--- Start DATA TO USE ---
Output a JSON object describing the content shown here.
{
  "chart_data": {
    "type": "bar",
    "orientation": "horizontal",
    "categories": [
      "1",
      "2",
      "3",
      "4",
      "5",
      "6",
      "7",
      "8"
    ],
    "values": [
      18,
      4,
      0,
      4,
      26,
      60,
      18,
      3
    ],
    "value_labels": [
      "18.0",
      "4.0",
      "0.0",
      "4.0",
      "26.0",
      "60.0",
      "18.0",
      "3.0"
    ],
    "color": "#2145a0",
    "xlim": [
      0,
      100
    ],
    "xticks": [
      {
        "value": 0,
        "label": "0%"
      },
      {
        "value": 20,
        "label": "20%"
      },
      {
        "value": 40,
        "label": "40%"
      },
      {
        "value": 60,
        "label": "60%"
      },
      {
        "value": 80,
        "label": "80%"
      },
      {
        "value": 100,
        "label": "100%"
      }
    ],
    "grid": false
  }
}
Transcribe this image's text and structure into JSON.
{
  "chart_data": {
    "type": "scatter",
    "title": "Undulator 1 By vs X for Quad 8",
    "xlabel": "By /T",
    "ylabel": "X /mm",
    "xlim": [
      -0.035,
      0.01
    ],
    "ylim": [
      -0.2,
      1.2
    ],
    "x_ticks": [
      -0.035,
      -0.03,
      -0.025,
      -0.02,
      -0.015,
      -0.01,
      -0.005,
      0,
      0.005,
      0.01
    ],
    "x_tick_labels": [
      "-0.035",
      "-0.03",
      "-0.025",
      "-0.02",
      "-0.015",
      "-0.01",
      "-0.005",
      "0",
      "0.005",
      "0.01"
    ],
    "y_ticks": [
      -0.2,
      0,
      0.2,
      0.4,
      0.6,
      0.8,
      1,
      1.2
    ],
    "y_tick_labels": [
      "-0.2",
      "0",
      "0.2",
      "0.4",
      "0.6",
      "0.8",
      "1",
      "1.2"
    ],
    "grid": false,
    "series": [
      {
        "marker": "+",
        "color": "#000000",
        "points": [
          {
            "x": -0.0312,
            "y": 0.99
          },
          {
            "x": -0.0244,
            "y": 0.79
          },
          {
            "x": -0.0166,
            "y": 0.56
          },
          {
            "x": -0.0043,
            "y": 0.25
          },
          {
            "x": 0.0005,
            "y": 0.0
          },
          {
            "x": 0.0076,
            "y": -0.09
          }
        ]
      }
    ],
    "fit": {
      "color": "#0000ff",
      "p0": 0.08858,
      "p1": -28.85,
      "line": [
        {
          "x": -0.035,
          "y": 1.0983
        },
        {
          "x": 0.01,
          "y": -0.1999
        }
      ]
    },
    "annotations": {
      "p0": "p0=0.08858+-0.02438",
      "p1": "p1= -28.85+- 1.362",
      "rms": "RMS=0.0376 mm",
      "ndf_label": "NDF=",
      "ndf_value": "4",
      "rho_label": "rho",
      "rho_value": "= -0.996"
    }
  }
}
--- End DATA TO USE ---
### CHALLENGE:
Search the records for the string "color" and return every line in which it occurs.

### EXERCISE ANSWER:
    "color": "#2145a0",
        "color": "#000000",
      "color": "#0000ff",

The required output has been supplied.